• **Provided text**
++++
Teen Titans Special #1 review

Damian Wayne's USP is that he's a bit of a dick - highly intelligent, but even more arrogant. I've defended him down the years as a wild card who can turn a story on its head, disrupting normally smooth-running relationships, injecting extra excitement. 

This issue, though, he does something unforgivable. 

Let's work our way to that...

The newly super-fast Deathstroke is running up and down the timestream, desperate to bring his late son Grant back from the dead. He want to intervene at a crucial moment so Grant, as HIVE lackey the Ravager, is never killed in battle with the original Teen Titans by the powers granted him by the science bandits. 
The combined Titans and Teen Titans are out to stop him, terrified of how their reality might change if Deathstroke succeeds. 

Not all the young heroes are gung-ho about taking on the world's greatest assassin now he has super speed.
++++
• **Dataset excerpts**
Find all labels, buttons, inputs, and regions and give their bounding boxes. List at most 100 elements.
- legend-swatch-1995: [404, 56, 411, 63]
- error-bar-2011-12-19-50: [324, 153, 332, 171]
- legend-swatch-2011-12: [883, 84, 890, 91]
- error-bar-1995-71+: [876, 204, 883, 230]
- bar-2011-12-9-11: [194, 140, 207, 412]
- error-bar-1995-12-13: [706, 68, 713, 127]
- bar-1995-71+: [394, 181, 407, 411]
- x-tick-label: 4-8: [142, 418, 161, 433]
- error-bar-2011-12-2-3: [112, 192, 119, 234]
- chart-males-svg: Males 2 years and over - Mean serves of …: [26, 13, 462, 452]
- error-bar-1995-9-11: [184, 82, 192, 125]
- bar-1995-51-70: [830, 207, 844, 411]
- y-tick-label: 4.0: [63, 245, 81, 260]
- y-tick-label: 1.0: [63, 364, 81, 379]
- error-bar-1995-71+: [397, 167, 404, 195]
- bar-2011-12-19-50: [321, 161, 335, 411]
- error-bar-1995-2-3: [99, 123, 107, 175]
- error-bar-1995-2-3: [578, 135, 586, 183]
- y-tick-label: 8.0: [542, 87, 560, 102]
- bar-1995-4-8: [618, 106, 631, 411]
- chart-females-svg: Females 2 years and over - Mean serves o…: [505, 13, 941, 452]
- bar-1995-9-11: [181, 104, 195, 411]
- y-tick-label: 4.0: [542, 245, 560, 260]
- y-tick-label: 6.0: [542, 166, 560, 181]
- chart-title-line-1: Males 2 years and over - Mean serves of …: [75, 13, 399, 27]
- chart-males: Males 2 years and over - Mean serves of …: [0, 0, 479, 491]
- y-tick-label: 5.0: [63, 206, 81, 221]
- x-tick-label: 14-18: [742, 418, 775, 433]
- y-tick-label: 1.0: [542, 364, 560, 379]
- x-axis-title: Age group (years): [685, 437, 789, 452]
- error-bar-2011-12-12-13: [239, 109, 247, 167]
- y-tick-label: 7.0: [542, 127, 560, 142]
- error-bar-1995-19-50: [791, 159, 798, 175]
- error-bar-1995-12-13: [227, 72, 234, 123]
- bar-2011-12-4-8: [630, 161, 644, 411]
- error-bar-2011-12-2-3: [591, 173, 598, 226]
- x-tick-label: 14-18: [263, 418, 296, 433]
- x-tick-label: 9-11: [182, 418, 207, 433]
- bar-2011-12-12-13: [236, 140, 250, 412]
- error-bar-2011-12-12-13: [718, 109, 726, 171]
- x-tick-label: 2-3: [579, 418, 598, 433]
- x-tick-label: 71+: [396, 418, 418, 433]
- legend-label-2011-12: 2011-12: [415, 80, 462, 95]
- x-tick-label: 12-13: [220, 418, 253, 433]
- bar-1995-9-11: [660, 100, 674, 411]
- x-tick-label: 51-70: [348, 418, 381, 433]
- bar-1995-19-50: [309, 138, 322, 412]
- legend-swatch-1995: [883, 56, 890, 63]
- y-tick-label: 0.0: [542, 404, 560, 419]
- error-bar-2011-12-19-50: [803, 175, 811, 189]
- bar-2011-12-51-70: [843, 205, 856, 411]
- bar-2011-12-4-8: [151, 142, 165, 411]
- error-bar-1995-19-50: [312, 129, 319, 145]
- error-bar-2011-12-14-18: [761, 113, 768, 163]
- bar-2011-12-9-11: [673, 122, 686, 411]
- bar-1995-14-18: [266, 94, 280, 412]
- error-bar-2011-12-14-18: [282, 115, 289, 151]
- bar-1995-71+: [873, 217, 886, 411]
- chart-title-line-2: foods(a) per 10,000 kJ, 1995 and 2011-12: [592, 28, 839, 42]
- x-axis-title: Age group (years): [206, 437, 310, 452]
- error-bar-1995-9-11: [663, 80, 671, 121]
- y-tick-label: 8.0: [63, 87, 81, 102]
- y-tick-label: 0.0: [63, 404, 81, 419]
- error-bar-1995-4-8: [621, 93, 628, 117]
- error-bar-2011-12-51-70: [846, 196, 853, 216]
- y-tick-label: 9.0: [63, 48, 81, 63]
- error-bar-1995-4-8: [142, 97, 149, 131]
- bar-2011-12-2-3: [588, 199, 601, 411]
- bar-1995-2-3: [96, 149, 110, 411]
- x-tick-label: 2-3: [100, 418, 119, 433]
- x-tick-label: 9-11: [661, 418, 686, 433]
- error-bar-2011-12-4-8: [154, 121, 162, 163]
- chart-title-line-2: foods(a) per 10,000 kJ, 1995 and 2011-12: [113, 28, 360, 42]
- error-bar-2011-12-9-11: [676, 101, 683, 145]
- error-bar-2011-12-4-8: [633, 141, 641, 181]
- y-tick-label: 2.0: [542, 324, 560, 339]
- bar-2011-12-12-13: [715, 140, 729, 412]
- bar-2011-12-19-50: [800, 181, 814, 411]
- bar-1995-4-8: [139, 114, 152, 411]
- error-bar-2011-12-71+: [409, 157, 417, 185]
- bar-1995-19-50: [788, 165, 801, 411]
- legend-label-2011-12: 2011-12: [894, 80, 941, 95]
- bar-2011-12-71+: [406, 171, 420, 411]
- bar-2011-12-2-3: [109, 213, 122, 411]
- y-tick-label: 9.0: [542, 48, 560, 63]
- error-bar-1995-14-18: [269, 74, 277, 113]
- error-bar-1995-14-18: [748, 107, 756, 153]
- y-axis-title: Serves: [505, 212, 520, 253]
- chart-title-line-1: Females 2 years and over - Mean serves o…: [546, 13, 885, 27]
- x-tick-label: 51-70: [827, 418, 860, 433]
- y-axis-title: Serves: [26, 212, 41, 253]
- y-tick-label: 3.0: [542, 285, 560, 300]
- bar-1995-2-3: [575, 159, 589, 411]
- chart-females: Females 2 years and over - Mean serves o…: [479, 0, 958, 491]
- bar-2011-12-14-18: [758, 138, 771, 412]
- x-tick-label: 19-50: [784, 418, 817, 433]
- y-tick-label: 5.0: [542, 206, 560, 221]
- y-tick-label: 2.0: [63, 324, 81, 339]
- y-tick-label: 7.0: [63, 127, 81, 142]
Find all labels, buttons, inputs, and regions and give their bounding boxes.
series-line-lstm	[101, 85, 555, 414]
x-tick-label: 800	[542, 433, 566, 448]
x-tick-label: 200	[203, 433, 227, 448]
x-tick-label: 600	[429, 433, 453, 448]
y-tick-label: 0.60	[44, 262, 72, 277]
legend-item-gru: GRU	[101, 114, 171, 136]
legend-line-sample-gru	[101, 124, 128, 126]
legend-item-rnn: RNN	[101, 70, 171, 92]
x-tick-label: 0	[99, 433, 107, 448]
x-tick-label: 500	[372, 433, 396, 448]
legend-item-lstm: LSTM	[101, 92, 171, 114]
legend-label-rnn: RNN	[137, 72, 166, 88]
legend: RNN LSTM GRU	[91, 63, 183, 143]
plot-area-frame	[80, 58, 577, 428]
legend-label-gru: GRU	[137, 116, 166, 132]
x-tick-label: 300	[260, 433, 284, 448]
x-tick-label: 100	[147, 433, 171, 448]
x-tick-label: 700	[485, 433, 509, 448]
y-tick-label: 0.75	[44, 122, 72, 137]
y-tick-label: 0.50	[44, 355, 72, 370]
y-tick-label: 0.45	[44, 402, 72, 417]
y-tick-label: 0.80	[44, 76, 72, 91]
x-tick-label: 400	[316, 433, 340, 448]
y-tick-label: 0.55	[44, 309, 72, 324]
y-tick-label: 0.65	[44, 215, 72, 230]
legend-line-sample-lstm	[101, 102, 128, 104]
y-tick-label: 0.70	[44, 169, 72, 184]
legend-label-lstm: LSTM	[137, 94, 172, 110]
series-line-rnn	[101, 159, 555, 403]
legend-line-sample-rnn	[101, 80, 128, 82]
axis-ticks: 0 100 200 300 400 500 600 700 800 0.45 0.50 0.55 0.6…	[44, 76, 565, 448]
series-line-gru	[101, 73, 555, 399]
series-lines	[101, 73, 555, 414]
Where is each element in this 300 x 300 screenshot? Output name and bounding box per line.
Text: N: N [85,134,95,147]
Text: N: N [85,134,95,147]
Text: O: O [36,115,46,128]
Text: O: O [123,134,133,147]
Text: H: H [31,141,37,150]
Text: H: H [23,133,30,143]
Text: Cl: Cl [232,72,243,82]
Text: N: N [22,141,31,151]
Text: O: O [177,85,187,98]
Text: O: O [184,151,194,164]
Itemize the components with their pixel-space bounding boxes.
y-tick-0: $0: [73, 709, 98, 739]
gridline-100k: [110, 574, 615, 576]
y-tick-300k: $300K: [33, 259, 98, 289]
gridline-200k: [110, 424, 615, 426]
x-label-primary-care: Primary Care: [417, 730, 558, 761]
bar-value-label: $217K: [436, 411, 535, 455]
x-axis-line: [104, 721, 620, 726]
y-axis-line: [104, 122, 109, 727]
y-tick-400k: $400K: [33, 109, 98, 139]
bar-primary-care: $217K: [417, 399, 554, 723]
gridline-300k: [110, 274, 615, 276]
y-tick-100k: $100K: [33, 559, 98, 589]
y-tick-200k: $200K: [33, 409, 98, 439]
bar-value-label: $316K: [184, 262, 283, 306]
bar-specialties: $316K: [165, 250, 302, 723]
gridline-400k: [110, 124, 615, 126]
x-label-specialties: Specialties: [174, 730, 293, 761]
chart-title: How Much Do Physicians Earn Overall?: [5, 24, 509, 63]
++++
• **To be done**
1/ Name each individual character the Teen Titans Special #1 review mentions by name, counting a character known by two names only once.
2/ Extend the Teen Titans Special #1 review past its final sentence.

• **The replies**
1/
- Damian Wayne
- Deathstroke
- Grant, also called the Ravager

2/
I can't say I entirely disagree with Beast Boy; bringing in more power, more people with experience of time-bending, might be the best course of action. But his colleagues reckon there's no time to lose, no pun intended. They're about to fly to the original Titans' Hatton Corners base, where Wally West I, Kid Flash turned Flash, has news of his battle with Deathstroke. Damian, blaming Wally West II for Deathstroke getting super-speed, takes a decision. 
(This isn't the massive dick move, oh no, this is more regular Robin...)

Another hero also misses the flight. 
Soon Wally II and Jackson Hyde are making their way across country, getting an unexpected lift from Deathstroke's right-hand man, the very definition of the friend out to save you from yourself. 
The combined powers of Starfire, Raven, Flash and Deathstroke's other son, Jericho, get a sub-team of Titans back to the past, where there's immediately a potentially reality-wrecking encounter. 
And then, Damian's moment of madness. 
He's just killed a hero because he believes it'll save the day. He gambles young Wally I will be back to life soon, but seriously? He's surrounded by peers, and older heroes, and rather than a quick conflab, murders the first Kid Flash on a hunch?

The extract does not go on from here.